#### WHAT IS NEEDED:
Transcribe each line exactly.

#### Dataset excerpts:
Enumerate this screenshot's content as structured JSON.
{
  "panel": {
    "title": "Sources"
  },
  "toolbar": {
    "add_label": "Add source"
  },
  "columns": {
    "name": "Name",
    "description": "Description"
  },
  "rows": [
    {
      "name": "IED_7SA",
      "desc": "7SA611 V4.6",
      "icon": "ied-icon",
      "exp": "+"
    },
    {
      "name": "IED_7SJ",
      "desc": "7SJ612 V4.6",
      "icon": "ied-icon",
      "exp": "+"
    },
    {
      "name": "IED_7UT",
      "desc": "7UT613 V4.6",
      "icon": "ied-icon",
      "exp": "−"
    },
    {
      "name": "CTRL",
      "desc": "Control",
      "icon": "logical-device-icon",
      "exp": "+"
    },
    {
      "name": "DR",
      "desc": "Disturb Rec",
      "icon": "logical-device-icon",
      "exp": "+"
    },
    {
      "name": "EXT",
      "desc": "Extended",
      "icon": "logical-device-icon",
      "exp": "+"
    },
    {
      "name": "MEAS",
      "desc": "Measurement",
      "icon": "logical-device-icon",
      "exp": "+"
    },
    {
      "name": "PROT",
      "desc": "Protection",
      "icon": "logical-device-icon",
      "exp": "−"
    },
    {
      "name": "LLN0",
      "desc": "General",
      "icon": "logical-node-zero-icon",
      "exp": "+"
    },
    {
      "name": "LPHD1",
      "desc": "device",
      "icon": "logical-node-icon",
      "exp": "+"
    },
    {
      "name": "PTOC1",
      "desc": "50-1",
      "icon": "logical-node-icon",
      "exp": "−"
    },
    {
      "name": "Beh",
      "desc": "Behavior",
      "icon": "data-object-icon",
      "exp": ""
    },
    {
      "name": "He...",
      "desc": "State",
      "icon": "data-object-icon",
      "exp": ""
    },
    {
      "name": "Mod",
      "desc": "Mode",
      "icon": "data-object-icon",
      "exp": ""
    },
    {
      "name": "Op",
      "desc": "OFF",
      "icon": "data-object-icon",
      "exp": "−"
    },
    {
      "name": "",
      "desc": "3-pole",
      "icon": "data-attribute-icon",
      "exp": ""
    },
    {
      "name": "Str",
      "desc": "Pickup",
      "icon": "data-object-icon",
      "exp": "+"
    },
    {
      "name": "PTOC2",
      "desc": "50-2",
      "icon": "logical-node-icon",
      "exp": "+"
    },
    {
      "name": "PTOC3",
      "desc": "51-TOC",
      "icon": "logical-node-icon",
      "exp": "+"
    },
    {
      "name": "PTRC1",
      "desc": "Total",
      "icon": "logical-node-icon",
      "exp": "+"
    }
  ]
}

#### FINAL ANSWER:
Enumerate this screenshot's content as structured JSON.
{
  "panel": {
    "title": "Sources"
  },
  "toolbar": {
    "add_label": "Add source"
  },
  "columns": {
    "name": "Name",
    "description": "Description"
  },
  "rows": [
    {
      "name": "IED_7SA",
      "desc": "7SA611 V4.6",
      "icon": "ied-icon",
      "exp": "+"
    },
    {
      "name": "IED_7SJ",
      "desc": "7SJ612 V4.6",
      "icon": "ied-icon",
      "exp": "+"
    },
    {
      "name": "IED_7UT",
      "desc": "7UT613 V4.6",
      "icon": "ied-icon",
      "exp": "−"
    },
    {
      "name": "CTRL",
      "desc": "Control",
      "icon": "logical-device-icon",
      "exp": "+"
    },
    {
      "name": "DR",
      "desc": "Disturb Rec",
      "icon": "logical-device-icon",
      "exp": "+"
    },
    {
      "name": "EXT",
      "desc": "Extended",
      "icon": "logical-device-icon",
      "exp": "+"
    },
    {
      "name": "MEAS",
      "desc": "Measurement",
      "icon": "logical-device-icon",
      "exp": "+"
    },
    {
      "name": "PROT",
      "desc": "Protection",
      "icon": "logical-device-icon",
      "exp": "−"
    },
    {
      "name": "LLN0",
      "desc": "General",
      "icon": "logical-node-zero-icon",
      "exp": "+"
    },
    {
      "name": "LPHD1",
      "desc": "device",
      "icon": "logical-node-icon",
      "exp": "+"
    },
    {
      "name": "PTOC1",
      "desc": "50-1",
      "icon": "logical-node-icon",
      "exp": "−"
    },
    {
      "name": "Beh",
      "desc": "Behavior",
      "icon": "data-object-icon",
      "exp": ""
    },
    {
      "name": "He...",
      "desc": "State",
      "icon": "data-object-icon",
      "exp": ""
    },
    {
      "name": "Mod",
      "desc": "Mode",
      "icon": "data-object-icon",
      "exp": ""
    },
    {
      "name": "Op",
      "desc": "OFF",
      "icon": "data-object-icon",
      "exp": "−"
    },
    {
      "name": "",
      "desc": "3-pole",
      "icon": "data-attribute-icon",
      "exp": ""
    },
    {
      "name": "Str",
      "desc": "Pickup",
      "icon": "data-object-icon",
      "exp": "+"
    },
    {
      "name": "PTOC2",
      "desc": "50-2",
      "icon": "logical-node-icon",
      "exp": "+"
    },
    {
      "name": "PTOC3",
      "desc": "51-TOC",
      "icon": "logical-node-icon",
      "exp": "+"
    },
    {
      "name": "PTRC1",
      "desc": "Total",
      "icon": "logical-node-icon",
      "exp": "+"
    }
  ]
}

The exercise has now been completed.